§ **To do**
Determine how many lines include the word "活动介绍", then give that number and nothing more.

§ **Listing**
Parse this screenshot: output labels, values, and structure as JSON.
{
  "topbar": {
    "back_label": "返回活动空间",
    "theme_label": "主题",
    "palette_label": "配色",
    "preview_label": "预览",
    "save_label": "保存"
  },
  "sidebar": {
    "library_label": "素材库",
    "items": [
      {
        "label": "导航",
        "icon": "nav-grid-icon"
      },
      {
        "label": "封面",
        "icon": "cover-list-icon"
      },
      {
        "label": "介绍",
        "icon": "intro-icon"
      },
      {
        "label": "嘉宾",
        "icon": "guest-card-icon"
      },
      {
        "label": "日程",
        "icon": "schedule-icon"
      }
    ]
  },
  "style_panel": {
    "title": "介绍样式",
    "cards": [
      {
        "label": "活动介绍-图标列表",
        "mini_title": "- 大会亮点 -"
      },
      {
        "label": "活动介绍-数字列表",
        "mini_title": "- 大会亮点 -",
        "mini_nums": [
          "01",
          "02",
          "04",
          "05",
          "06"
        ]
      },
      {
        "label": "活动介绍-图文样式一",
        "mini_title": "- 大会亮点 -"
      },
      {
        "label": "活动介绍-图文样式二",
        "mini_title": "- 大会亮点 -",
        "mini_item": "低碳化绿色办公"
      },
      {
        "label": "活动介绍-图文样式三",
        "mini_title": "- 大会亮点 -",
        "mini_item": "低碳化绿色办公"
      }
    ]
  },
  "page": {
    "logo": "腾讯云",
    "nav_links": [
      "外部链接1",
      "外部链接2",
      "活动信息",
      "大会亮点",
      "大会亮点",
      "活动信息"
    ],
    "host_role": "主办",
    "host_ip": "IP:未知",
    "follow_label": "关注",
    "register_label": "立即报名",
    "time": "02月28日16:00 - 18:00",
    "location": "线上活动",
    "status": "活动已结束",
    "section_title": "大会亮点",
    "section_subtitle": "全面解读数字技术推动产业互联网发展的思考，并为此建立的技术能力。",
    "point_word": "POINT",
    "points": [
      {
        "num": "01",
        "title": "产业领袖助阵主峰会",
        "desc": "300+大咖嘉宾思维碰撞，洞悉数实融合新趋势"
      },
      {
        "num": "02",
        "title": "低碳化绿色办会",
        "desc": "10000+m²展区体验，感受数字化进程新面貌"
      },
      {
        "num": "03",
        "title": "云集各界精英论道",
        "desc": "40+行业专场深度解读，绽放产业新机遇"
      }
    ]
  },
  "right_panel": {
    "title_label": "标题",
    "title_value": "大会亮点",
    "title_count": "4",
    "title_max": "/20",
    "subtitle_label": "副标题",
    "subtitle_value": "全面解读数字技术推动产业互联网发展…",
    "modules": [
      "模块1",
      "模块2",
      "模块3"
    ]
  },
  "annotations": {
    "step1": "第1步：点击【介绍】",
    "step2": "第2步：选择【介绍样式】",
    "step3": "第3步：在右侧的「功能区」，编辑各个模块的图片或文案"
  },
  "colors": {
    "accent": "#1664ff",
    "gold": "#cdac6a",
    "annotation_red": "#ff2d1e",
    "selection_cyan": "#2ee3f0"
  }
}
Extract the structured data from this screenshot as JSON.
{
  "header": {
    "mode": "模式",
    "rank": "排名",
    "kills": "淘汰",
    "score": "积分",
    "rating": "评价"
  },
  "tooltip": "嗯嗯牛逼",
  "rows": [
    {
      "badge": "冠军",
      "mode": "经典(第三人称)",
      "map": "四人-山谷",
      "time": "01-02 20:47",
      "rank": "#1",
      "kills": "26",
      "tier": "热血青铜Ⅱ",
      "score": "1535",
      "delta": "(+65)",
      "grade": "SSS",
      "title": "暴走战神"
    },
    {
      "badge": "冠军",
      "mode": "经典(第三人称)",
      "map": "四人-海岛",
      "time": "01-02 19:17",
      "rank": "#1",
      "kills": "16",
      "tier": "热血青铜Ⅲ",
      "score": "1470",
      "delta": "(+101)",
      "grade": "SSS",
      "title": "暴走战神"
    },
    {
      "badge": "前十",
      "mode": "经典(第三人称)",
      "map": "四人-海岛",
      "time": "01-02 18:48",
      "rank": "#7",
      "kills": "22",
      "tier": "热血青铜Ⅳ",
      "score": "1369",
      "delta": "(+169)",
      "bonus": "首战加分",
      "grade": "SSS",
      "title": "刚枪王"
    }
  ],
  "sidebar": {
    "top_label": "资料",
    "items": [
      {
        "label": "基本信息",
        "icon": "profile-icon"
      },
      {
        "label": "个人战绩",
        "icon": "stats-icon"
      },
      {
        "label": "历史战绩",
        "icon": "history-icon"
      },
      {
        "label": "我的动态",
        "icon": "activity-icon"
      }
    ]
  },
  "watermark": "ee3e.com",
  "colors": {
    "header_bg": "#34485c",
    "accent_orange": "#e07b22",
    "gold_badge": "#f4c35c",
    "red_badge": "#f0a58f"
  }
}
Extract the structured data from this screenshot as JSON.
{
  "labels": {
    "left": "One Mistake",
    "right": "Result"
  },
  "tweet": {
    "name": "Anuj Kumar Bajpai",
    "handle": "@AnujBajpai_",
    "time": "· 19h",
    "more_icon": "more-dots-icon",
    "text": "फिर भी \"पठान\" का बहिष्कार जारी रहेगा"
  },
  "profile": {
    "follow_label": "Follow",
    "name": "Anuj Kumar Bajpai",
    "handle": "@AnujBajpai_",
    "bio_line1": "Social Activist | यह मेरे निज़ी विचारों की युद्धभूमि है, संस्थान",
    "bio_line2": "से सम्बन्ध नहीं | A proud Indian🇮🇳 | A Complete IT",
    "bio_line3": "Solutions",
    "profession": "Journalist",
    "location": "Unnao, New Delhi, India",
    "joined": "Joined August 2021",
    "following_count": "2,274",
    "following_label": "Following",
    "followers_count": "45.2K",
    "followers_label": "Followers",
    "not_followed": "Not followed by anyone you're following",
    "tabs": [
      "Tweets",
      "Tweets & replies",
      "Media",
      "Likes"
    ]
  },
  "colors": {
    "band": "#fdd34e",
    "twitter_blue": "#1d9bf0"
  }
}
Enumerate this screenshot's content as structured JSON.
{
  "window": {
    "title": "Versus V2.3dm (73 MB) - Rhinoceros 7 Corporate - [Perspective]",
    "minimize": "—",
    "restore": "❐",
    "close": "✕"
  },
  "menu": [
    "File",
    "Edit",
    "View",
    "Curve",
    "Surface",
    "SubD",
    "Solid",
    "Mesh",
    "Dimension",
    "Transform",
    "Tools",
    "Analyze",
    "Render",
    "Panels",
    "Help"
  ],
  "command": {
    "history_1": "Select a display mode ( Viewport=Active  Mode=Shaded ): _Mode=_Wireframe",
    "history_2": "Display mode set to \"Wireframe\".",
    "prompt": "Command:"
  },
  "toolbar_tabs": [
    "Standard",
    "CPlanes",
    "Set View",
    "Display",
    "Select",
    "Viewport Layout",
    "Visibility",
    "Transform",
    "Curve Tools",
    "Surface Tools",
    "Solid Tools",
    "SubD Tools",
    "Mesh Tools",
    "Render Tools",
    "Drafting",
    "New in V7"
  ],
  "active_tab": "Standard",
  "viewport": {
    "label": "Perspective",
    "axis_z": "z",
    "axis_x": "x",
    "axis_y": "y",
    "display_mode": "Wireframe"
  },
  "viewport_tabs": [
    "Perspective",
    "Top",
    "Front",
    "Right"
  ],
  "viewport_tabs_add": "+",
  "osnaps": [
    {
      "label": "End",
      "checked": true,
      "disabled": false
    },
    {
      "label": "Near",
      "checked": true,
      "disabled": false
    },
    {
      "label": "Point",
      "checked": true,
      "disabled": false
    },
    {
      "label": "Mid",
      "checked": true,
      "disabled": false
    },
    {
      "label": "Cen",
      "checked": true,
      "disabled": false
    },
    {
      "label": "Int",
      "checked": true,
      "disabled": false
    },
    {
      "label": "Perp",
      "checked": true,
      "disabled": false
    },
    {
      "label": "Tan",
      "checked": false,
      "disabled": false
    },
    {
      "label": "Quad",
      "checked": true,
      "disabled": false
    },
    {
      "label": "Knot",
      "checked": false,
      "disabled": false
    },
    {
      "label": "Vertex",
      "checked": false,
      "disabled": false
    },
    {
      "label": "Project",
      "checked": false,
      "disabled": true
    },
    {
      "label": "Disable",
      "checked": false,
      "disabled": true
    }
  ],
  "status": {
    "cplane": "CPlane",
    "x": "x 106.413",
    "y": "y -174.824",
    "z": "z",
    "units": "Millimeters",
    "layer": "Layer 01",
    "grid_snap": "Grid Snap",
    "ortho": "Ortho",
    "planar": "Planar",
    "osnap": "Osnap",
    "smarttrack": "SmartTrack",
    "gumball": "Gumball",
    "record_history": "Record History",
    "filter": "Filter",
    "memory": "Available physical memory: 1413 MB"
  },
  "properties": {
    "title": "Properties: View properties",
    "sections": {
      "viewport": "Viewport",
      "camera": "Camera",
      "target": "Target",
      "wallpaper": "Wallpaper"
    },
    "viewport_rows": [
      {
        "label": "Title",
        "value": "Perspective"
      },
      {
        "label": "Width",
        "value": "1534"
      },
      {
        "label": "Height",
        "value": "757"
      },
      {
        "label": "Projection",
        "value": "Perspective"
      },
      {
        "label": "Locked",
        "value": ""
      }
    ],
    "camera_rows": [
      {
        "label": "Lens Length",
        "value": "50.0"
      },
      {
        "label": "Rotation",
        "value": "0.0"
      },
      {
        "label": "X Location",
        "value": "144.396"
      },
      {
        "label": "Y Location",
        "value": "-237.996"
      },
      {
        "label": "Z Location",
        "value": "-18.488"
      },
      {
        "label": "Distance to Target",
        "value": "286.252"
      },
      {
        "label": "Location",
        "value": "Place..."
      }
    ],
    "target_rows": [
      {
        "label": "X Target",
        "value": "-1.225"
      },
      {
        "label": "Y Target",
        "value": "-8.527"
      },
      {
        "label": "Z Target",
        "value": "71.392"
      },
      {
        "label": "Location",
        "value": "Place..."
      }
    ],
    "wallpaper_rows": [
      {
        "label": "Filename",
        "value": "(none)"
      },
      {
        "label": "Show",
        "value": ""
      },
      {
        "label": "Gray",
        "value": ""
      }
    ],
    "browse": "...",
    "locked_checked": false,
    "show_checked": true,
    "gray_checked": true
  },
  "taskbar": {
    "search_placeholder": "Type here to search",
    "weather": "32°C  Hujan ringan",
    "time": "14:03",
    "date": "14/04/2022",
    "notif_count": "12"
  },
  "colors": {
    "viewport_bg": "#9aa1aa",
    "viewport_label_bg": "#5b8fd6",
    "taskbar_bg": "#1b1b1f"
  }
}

§ **Exercise output**
5